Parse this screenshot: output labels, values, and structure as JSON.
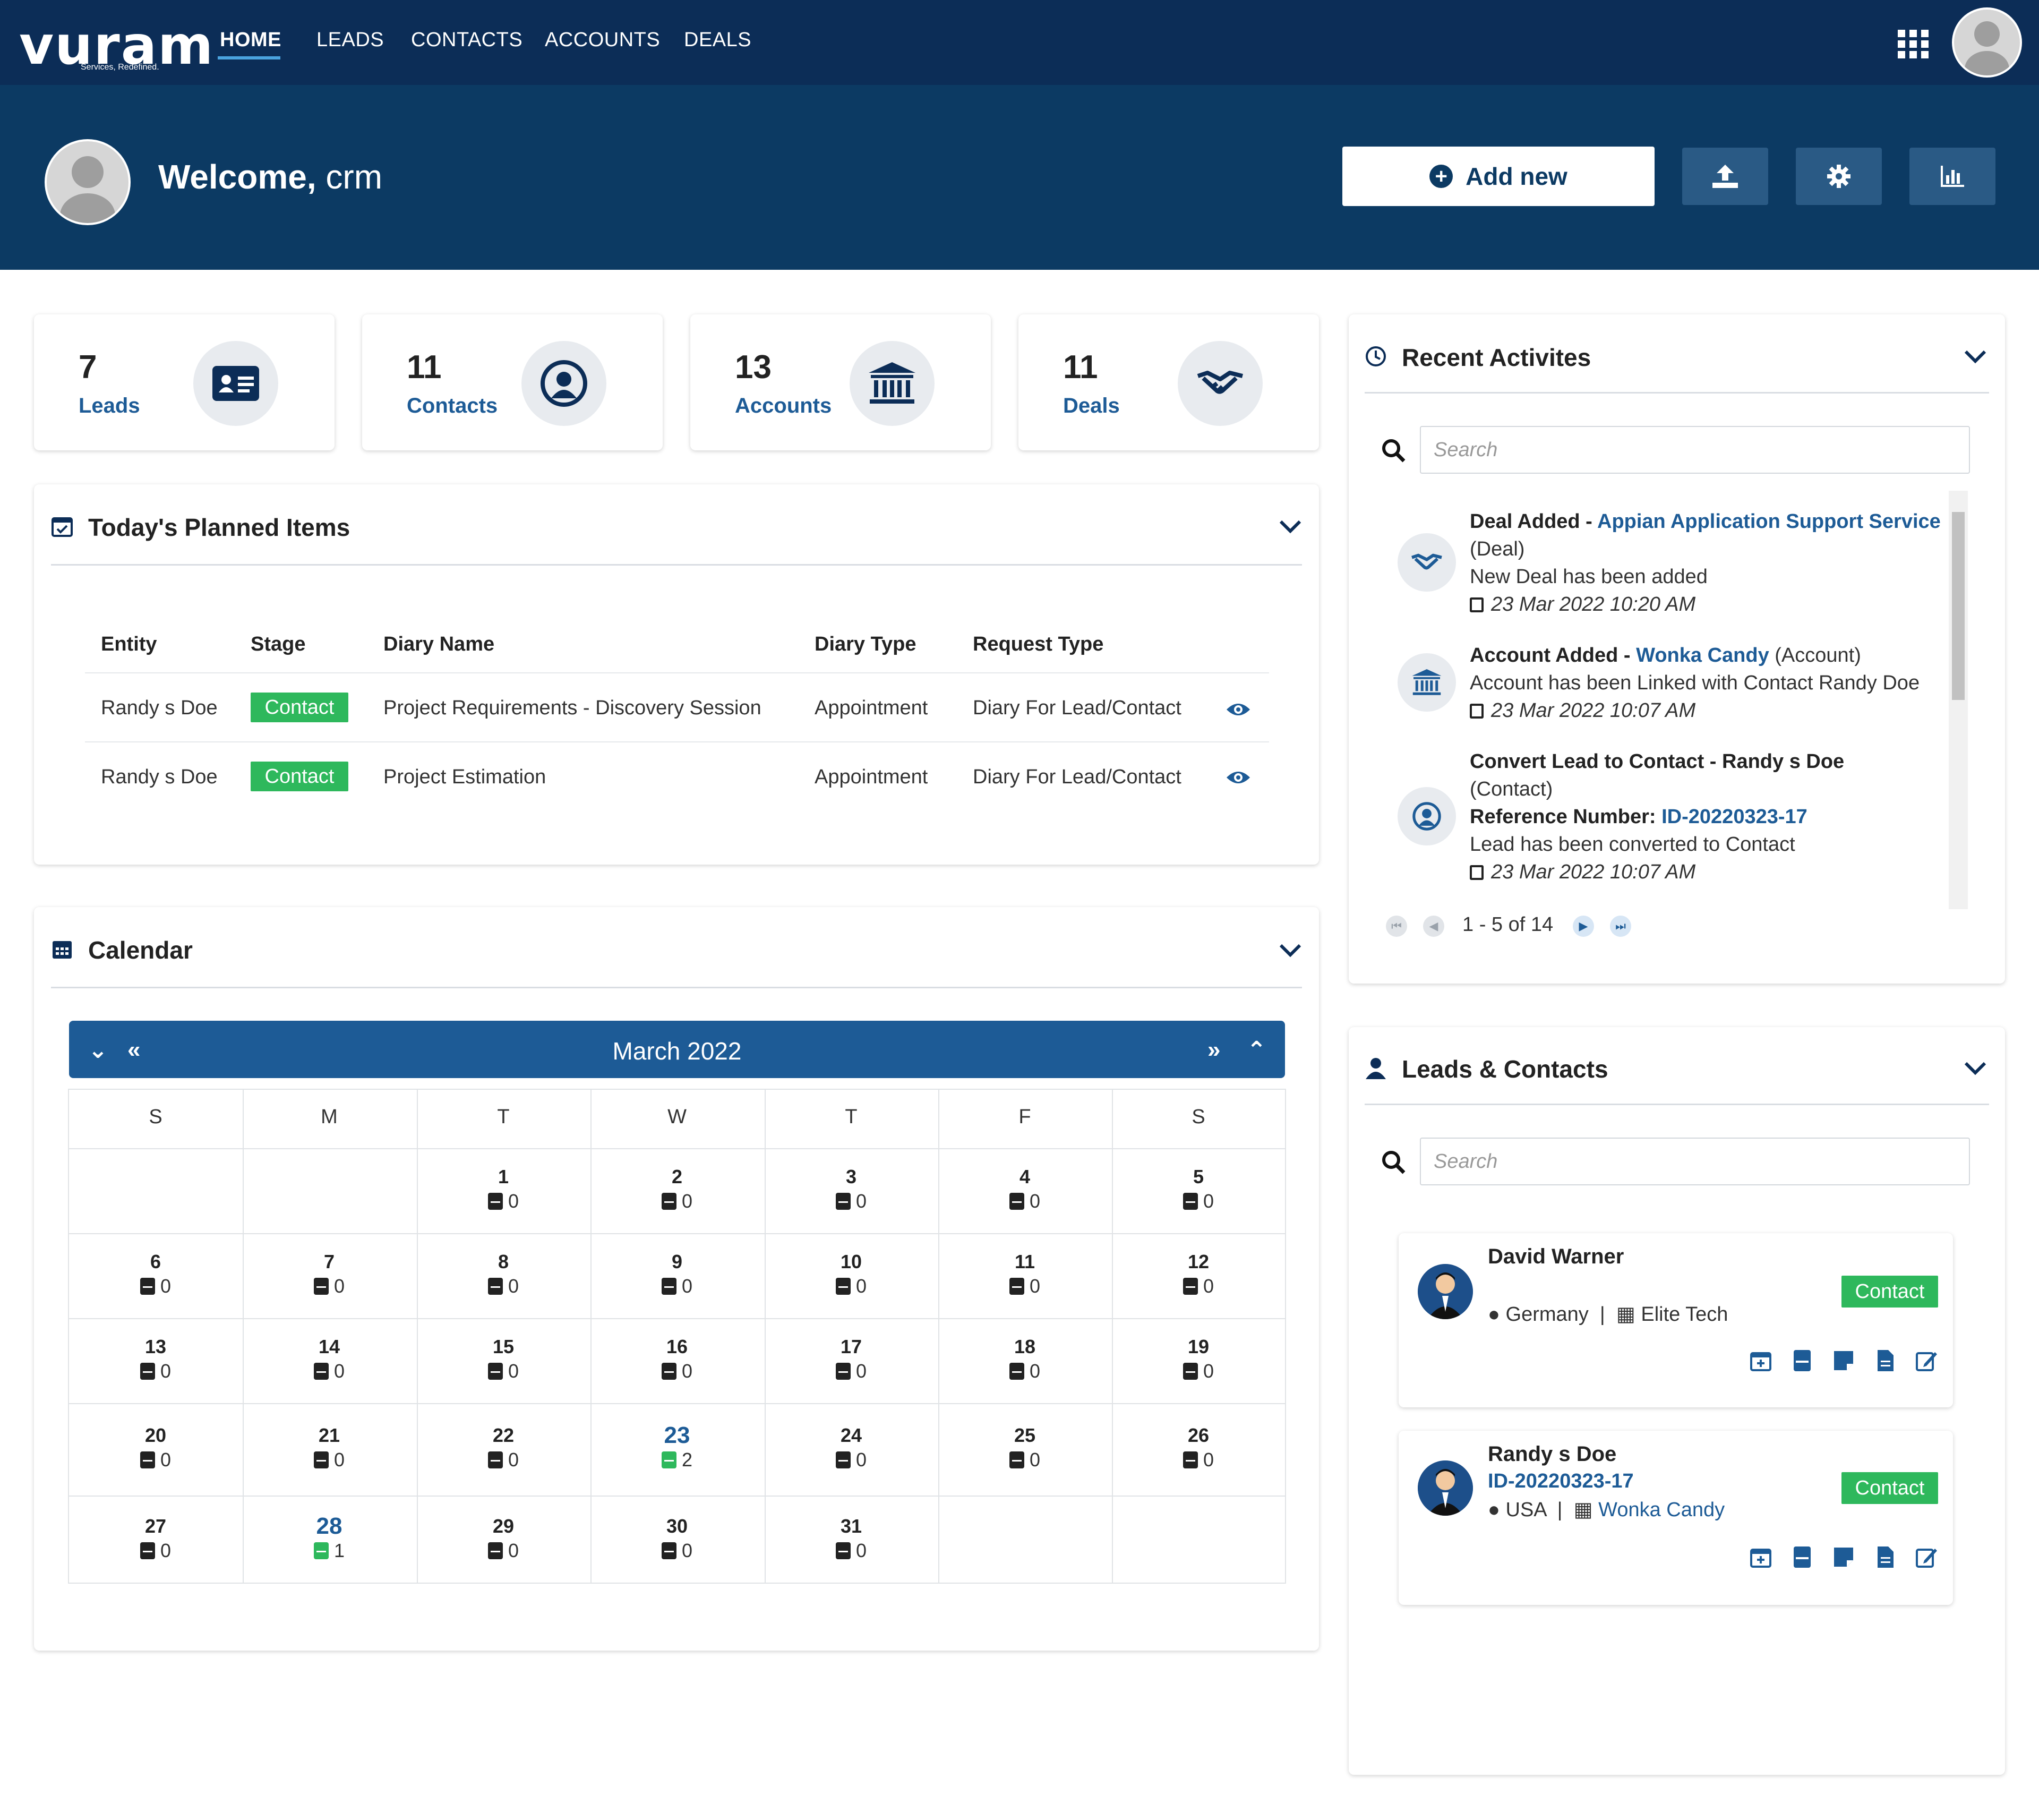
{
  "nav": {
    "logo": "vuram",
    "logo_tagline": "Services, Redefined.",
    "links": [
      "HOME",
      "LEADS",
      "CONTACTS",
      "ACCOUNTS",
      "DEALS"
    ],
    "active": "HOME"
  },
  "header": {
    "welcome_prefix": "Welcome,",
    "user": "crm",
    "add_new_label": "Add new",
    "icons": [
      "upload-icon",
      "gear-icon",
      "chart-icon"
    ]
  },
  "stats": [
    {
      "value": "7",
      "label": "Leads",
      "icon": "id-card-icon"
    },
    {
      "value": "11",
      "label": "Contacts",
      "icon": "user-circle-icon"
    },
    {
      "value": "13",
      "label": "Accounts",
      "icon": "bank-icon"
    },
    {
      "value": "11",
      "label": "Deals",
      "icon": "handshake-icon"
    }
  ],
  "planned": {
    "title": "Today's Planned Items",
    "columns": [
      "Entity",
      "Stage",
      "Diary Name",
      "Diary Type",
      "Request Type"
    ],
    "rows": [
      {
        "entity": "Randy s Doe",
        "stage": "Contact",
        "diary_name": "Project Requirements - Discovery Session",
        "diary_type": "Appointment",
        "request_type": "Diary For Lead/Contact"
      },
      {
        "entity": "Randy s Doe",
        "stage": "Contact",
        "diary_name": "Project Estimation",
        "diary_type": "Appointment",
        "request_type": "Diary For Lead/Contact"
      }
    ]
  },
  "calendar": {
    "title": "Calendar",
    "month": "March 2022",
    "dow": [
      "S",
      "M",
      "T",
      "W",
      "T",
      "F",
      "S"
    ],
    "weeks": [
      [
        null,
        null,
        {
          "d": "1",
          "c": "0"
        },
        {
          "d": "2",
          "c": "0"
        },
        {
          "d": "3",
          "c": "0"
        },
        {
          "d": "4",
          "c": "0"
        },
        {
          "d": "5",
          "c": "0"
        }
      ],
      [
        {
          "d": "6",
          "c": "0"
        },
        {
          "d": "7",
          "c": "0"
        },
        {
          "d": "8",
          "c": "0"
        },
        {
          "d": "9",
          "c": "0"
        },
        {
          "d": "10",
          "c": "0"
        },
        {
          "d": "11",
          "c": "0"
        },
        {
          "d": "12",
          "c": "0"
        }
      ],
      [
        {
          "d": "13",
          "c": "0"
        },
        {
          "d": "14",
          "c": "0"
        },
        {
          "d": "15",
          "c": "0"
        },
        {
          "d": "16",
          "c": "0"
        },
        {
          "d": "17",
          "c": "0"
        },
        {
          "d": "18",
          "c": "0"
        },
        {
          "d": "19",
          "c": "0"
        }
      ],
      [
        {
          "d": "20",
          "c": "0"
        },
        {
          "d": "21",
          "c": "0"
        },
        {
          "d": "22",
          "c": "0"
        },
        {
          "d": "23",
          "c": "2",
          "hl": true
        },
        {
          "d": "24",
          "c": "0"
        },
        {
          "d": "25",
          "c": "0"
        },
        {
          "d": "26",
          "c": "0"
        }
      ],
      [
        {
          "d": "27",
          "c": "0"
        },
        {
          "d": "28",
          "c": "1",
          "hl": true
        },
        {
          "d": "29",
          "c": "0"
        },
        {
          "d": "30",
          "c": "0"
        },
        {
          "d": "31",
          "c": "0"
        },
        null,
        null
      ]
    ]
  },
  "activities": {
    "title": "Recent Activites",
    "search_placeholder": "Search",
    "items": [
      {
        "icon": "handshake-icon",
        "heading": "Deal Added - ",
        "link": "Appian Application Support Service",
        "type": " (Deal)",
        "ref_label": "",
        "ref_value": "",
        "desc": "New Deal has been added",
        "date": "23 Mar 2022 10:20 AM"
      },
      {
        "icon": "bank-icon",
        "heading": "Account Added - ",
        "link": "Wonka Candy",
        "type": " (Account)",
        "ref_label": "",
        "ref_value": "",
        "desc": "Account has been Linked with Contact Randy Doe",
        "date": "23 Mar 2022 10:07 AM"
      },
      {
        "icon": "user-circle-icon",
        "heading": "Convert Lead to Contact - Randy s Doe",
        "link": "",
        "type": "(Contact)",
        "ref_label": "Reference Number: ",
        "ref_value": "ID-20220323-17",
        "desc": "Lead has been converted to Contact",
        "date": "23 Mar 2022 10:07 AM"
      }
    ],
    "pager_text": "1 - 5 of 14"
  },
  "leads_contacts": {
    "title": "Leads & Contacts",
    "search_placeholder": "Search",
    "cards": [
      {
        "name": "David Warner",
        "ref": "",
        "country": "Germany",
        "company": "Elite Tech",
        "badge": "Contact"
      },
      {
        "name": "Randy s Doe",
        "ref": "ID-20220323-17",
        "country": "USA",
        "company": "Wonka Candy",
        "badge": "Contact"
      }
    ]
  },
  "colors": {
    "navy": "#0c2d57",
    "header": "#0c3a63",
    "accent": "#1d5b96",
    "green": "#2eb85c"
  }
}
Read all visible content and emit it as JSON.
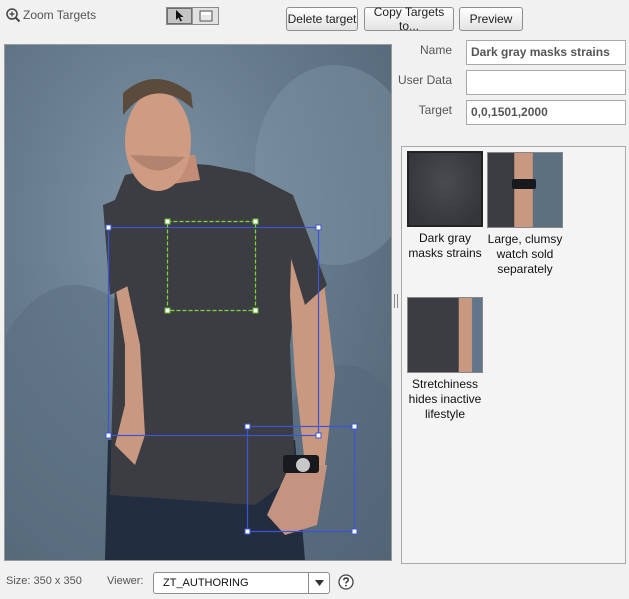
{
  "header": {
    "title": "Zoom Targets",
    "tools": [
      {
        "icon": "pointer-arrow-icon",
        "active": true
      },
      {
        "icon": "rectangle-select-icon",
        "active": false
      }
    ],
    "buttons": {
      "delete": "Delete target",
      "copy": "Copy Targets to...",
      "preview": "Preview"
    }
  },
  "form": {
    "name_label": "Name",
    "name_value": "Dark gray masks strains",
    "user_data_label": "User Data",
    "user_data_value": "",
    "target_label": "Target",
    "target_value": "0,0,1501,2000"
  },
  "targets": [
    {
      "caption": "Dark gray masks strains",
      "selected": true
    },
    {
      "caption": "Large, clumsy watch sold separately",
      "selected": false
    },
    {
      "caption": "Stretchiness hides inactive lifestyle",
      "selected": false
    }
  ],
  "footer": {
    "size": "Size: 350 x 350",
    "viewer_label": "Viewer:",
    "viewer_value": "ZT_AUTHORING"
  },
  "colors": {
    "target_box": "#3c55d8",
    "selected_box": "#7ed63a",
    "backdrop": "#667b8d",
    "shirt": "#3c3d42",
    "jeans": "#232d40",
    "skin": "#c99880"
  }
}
======
▸ **DO THIS**: Your job is to transcribe the entries above exactly; skip the pictures.

▸ **REPLY TO THE EXERCISE**:
Parse this screenshot: output labels, values, and structure as JSON.
{
  "nav": {
    "logo": "vuram",
    "logo_tagline": "Services, Redefined.",
    "links": [
      "HOME",
      "LEADS",
      "CONTACTS",
      "ACCOUNTS",
      "DEALS"
    ],
    "active": "HOME"
  },
  "header": {
    "welcome_prefix": "Welcome,",
    "user": "crm",
    "add_new_label": "Add new",
    "icons": [
      "upload-icon",
      "gear-icon",
      "chart-icon"
    ]
  },
  "stats": [
    {
      "value": "7",
      "label": "Leads",
      "icon": "id-card-icon"
    },
    {
      "value": "11",
      "label": "Contacts",
      "icon": "user-circle-icon"
    },
    {
      "value": "13",
      "label": "Accounts",
      "icon": "bank-icon"
    },
    {
      "value": "11",
      "label": "Deals",
      "icon": "handshake-icon"
    }
  ],
  "planned": {
    "title": "Today's Planned Items",
    "columns": [
      "Entity",
      "Stage",
      "Diary Name",
      "Diary Type",
      "Request Type"
    ],
    "rows": [
      {
        "entity": "Randy s Doe",
        "stage": "Contact",
        "diary_name": "Project Requirements - Discovery Session",
        "diary_type": "Appointment",
        "request_type": "Diary For Lead/Contact"
      },
      {
        "entity": "Randy s Doe",
        "stage": "Contact",
        "diary_name": "Project Estimation",
        "diary_type": "Appointment",
        "request_type": "Diary For Lead/Contact"
      }
    ]
  },
  "calendar": {
    "title": "Calendar",
    "month": "March 2022",
    "dow": [
      "S",
      "M",
      "T",
      "W",
      "T",
      "F",
      "S"
    ],
    "weeks": [
      [
        null,
        null,
        {
          "d": "1",
          "c": "0"
        },
        {
          "d": "2",
          "c": "0"
        },
        {
          "d": "3",
          "c": "0"
        },
        {
          "d": "4",
          "c": "0"
        },
        {
          "d": "5",
          "c": "0"
        }
      ],
      [
        {
          "d": "6",
          "c": "0"
        },
        {
          "d": "7",
          "c": "0"
        },
        {
          "d": "8",
          "c": "0"
        },
        {
          "d": "9",
          "c": "0"
        },
        {
          "d": "10",
          "c": "0"
        },
        {
          "d": "11",
          "c": "0"
        },
        {
          "d": "12",
          "c": "0"
        }
      ],
      [
        {
          "d": "13",
          "c": "0"
        },
        {
          "d": "14",
          "c": "0"
        },
        {
          "d": "15",
          "c": "0"
        },
        {
          "d": "16",
          "c": "0"
        },
        {
          "d": "17",
          "c": "0"
        },
        {
          "d": "18",
          "c": "0"
        },
        {
          "d": "19",
          "c": "0"
        }
      ],
      [
        {
          "d": "20",
          "c": "0"
        },
        {
          "d": "21",
          "c": "0"
        },
        {
          "d": "22",
          "c": "0"
        },
        {
          "d": "23",
          "c": "2",
          "hl": true
        },
        {
          "d": "24",
          "c": "0"
        },
        {
          "d": "25",
          "c": "0"
        },
        {
          "d": "26",
          "c": "0"
        }
      ],
      [
        {
          "d": "27",
          "c": "0"
        },
        {
          "d": "28",
          "c": "1",
          "hl": true
        },
        {
          "d": "29",
          "c": "0"
        },
        {
          "d": "30",
          "c": "0"
        },
        {
          "d": "31",
          "c": "0"
        },
        null,
        null
      ]
    ]
  },
  "activities": {
    "title": "Recent Activites",
    "search_placeholder": "Search",
    "items": [
      {
        "icon": "handshake-icon",
        "heading": "Deal Added - ",
        "link": "Appian Application Support Service",
        "type": " (Deal)",
        "ref_label": "",
        "ref_value": "",
        "desc": "New Deal has been added",
        "date": "23 Mar 2022 10:20 AM"
      },
      {
        "icon": "bank-icon",
        "heading": "Account Added - ",
        "link": "Wonka Candy",
        "type": " (Account)",
        "ref_label": "",
        "ref_value": "",
        "desc": "Account has been Linked with Contact Randy Doe",
        "date": "23 Mar 2022 10:07 AM"
      },
      {
        "icon": "user-circle-icon",
        "heading": "Convert Lead to Contact - Randy s Doe",
        "link": "",
        "type": "(Contact)",
        "ref_label": "Reference Number: ",
        "ref_value": "ID-20220323-17",
        "desc": "Lead has been converted to Contact",
        "date": "23 Mar 2022 10:07 AM"
      }
    ],
    "pager_text": "1 - 5 of 14"
  },
  "leads_contacts": {
    "title": "Leads & Contacts",
    "search_placeholder": "Search",
    "cards": [
      {
        "name": "David Warner",
        "ref": "",
        "country": "Germany",
        "company": "Elite Tech",
        "badge": "Contact"
      },
      {
        "name": "Randy s Doe",
        "ref": "ID-20220323-17",
        "country": "USA",
        "company": "Wonka Candy",
        "badge": "Contact"
      }
    ]
  },
  "colors": {
    "navy": "#0c2d57",
    "header": "#0c3a63",
    "accent": "#1d5b96",
    "green": "#2eb85c"
  }
}
Read all visible content and emit it as JSON.
{
  "header": {
    "title": "Zoom Targets",
    "tools": [
      {
        "icon": "pointer-arrow-icon",
        "active": true
      },
      {
        "icon": "rectangle-select-icon",
        "active": false
      }
    ],
    "buttons": {
      "delete": "Delete target",
      "copy": "Copy Targets to...",
      "preview": "Preview"
    }
  },
  "form": {
    "name_label": "Name",
    "name_value": "Dark gray masks strains",
    "user_data_label": "User Data",
    "user_data_value": "",
    "target_label": "Target",
    "target_value": "0,0,1501,2000"
  },
  "targets": [
    {
      "caption": "Dark gray masks strains",
      "selected": true
    },
    {
      "caption": "Large, clumsy watch sold separately",
      "selected": false
    },
    {
      "caption": "Stretchiness hides inactive lifestyle",
      "selected": false
    }
  ],
  "footer": {
    "size": "Size: 350 x 350",
    "viewer_label": "Viewer:",
    "viewer_value": "ZT_AUTHORING"
  },
  "colors": {
    "target_box": "#3c55d8",
    "selected_box": "#7ed63a",
    "backdrop": "#667b8d",
    "shirt": "#3c3d42",
    "jeans": "#232d40",
    "skin": "#c99880"
  }
}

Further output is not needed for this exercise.